Problem ->
Pictures do not belong in your copy. Repeat all the other data exactly.
◇ ◇ ◇ ◇ ◇ ◇ ◇
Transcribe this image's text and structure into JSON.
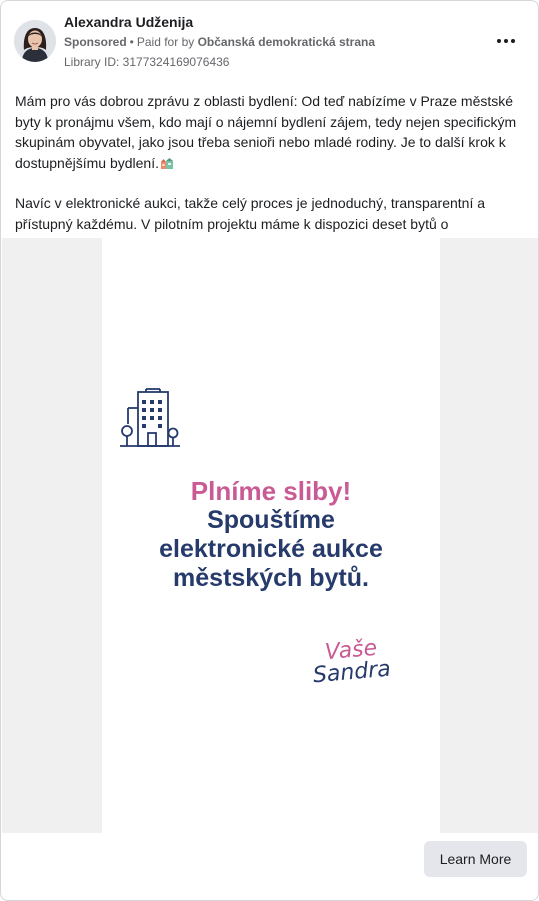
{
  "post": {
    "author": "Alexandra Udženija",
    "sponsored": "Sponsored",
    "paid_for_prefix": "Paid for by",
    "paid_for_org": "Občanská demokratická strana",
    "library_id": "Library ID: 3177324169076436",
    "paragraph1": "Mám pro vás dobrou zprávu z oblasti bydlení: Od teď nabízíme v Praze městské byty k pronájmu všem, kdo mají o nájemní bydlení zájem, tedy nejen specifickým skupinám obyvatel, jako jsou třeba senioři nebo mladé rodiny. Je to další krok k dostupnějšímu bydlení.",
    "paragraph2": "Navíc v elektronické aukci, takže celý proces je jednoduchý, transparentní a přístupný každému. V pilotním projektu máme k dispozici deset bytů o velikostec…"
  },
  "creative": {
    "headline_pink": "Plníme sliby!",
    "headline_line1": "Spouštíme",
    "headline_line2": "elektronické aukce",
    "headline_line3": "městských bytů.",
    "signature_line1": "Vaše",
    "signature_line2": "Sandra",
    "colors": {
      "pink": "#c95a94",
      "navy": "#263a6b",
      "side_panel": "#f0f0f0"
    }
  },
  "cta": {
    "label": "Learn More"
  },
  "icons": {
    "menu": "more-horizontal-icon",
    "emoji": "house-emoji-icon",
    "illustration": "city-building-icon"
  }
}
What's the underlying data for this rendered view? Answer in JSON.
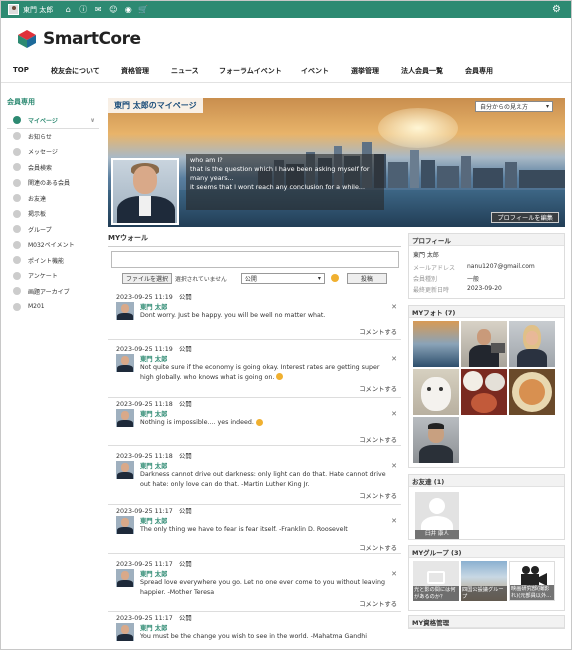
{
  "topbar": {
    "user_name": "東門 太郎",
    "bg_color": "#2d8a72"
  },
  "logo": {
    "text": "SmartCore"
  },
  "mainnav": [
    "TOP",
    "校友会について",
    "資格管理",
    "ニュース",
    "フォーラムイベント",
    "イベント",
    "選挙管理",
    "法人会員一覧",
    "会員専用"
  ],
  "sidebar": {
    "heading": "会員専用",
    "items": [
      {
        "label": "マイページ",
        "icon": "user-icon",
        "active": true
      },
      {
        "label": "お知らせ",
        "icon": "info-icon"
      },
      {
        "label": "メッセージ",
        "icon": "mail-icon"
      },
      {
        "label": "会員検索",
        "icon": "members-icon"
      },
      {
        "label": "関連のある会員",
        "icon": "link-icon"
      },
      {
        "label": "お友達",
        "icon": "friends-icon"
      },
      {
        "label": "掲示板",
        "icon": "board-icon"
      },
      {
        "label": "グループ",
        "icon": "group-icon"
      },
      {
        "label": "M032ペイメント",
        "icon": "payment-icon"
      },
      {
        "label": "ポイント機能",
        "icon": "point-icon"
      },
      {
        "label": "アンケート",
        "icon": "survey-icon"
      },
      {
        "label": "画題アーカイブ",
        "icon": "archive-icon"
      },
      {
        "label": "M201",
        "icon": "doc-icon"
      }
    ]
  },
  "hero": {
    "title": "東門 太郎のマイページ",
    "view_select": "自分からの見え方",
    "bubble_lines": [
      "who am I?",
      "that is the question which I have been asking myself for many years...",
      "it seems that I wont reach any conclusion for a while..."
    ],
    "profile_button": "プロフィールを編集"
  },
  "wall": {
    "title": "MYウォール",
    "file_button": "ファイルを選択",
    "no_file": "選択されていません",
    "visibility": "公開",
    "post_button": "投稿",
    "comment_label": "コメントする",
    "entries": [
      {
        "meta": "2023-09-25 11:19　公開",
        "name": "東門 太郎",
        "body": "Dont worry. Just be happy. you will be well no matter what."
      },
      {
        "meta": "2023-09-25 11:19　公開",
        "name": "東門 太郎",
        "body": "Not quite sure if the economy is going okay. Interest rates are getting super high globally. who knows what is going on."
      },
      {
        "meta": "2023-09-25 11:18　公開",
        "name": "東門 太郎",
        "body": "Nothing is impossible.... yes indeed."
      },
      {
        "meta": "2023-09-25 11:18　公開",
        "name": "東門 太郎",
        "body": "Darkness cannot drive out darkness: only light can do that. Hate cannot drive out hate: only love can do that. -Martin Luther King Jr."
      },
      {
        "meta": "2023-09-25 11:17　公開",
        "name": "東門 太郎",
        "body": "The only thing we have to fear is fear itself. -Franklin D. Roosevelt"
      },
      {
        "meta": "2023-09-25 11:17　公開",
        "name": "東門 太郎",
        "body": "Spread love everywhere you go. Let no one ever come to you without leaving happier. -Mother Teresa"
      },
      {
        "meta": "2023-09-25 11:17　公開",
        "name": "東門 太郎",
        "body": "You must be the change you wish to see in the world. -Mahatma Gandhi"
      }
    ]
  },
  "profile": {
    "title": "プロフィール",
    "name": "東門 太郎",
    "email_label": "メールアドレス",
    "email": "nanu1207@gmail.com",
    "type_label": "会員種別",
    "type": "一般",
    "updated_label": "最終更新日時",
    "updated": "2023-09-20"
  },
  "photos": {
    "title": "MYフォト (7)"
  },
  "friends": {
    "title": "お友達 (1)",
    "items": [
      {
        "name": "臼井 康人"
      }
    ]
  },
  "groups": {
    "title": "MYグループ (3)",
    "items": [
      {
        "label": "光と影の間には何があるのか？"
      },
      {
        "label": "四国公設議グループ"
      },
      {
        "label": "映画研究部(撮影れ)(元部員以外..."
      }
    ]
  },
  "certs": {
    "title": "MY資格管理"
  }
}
◇ ◇ ◇ ◇ ◇ ◇ ◇
Result of this exercise ->
Transcribe this image's text and structure into JSON.
{
  "post": {
    "author": "Alexandra Udženija",
    "sponsored": "Sponsored",
    "paid_for_prefix": "Paid for by",
    "paid_for_org": "Občanská demokratická strana",
    "library_id": "Library ID: 3177324169076436",
    "paragraph1": "Mám pro vás dobrou zprávu z oblasti bydlení: Od teď nabízíme v Praze městské byty k pronájmu všem, kdo mají o nájemní bydlení zájem, tedy nejen specifickým skupinám obyvatel, jako jsou třeba senioři nebo mladé rodiny. Je to další krok k dostupnějšímu bydlení.",
    "paragraph2": "Navíc v elektronické aukci, takže celý proces je jednoduchý, transparentní a přístupný každému. V pilotním projektu máme k dispozici deset bytů o velikostec…"
  },
  "creative": {
    "headline_pink": "Plníme sliby!",
    "headline_line1": "Spouštíme",
    "headline_line2": "elektronické aukce",
    "headline_line3": "městských bytů.",
    "signature_line1": "Vaše",
    "signature_line2": "Sandra",
    "colors": {
      "pink": "#c95a94",
      "navy": "#263a6b",
      "side_panel": "#f0f0f0"
    }
  },
  "cta": {
    "label": "Learn More"
  },
  "icons": {
    "menu": "more-horizontal-icon",
    "emoji": "house-emoji-icon",
    "illustration": "city-building-icon"
  }
}
What's the underlying data for this rendered view? Answer in JSON.
{
  "topbar": {
    "user_name": "東門 太郎",
    "bg_color": "#2d8a72"
  },
  "logo": {
    "text": "SmartCore"
  },
  "mainnav": [
    "TOP",
    "校友会について",
    "資格管理",
    "ニュース",
    "フォーラムイベント",
    "イベント",
    "選挙管理",
    "法人会員一覧",
    "会員専用"
  ],
  "sidebar": {
    "heading": "会員専用",
    "items": [
      {
        "label": "マイページ",
        "icon": "user-icon",
        "active": true
      },
      {
        "label": "お知らせ",
        "icon": "info-icon"
      },
      {
        "label": "メッセージ",
        "icon": "mail-icon"
      },
      {
        "label": "会員検索",
        "icon": "members-icon"
      },
      {
        "label": "関連のある会員",
        "icon": "link-icon"
      },
      {
        "label": "お友達",
        "icon": "friends-icon"
      },
      {
        "label": "掲示板",
        "icon": "board-icon"
      },
      {
        "label": "グループ",
        "icon": "group-icon"
      },
      {
        "label": "M032ペイメント",
        "icon": "payment-icon"
      },
      {
        "label": "ポイント機能",
        "icon": "point-icon"
      },
      {
        "label": "アンケート",
        "icon": "survey-icon"
      },
      {
        "label": "画題アーカイブ",
        "icon": "archive-icon"
      },
      {
        "label": "M201",
        "icon": "doc-icon"
      }
    ]
  },
  "hero": {
    "title": "東門 太郎のマイページ",
    "view_select": "自分からの見え方",
    "bubble_lines": [
      "who am I?",
      "that is the question which I have been asking myself for many years...",
      "it seems that I wont reach any conclusion for a while..."
    ],
    "profile_button": "プロフィールを編集"
  },
  "wall": {
    "title": "MYウォール",
    "file_button": "ファイルを選択",
    "no_file": "選択されていません",
    "visibility": "公開",
    "post_button": "投稿",
    "comment_label": "コメントする",
    "entries": [
      {
        "meta": "2023-09-25 11:19　公開",
        "name": "東門 太郎",
        "body": "Dont worry. Just be happy. you will be well no matter what."
      },
      {
        "meta": "2023-09-25 11:19　公開",
        "name": "東門 太郎",
        "body": "Not quite sure if the economy is going okay. Interest rates are getting super high globally. who knows what is going on."
      },
      {
        "meta": "2023-09-25 11:18　公開",
        "name": "東門 太郎",
        "body": "Nothing is impossible.... yes indeed."
      },
      {
        "meta": "2023-09-25 11:18　公開",
        "name": "東門 太郎",
        "body": "Darkness cannot drive out darkness: only light can do that. Hate cannot drive out hate: only love can do that. -Martin Luther King Jr."
      },
      {
        "meta": "2023-09-25 11:17　公開",
        "name": "東門 太郎",
        "body": "The only thing we have to fear is fear itself. -Franklin D. Roosevelt"
      },
      {
        "meta": "2023-09-25 11:17　公開",
        "name": "東門 太郎",
        "body": "Spread love everywhere you go. Let no one ever come to you without leaving happier. -Mother Teresa"
      },
      {
        "meta": "2023-09-25 11:17　公開",
        "name": "東門 太郎",
        "body": "You must be the change you wish to see in the world. -Mahatma Gandhi"
      }
    ]
  },
  "profile": {
    "title": "プロフィール",
    "name": "東門 太郎",
    "email_label": "メールアドレス",
    "email": "nanu1207@gmail.com",
    "type_label": "会員種別",
    "type": "一般",
    "updated_label": "最終更新日時",
    "updated": "2023-09-20"
  },
  "photos": {
    "title": "MYフォト (7)"
  },
  "friends": {
    "title": "お友達 (1)",
    "items": [
      {
        "name": "臼井 康人"
      }
    ]
  },
  "groups": {
    "title": "MYグループ (3)",
    "items": [
      {
        "label": "光と影の間には何があるのか？"
      },
      {
        "label": "四国公設議グループ"
      },
      {
        "label": "映画研究部(撮影れ)(元部員以外..."
      }
    ]
  },
  "certs": {
    "title": "MY資格管理"
  }
}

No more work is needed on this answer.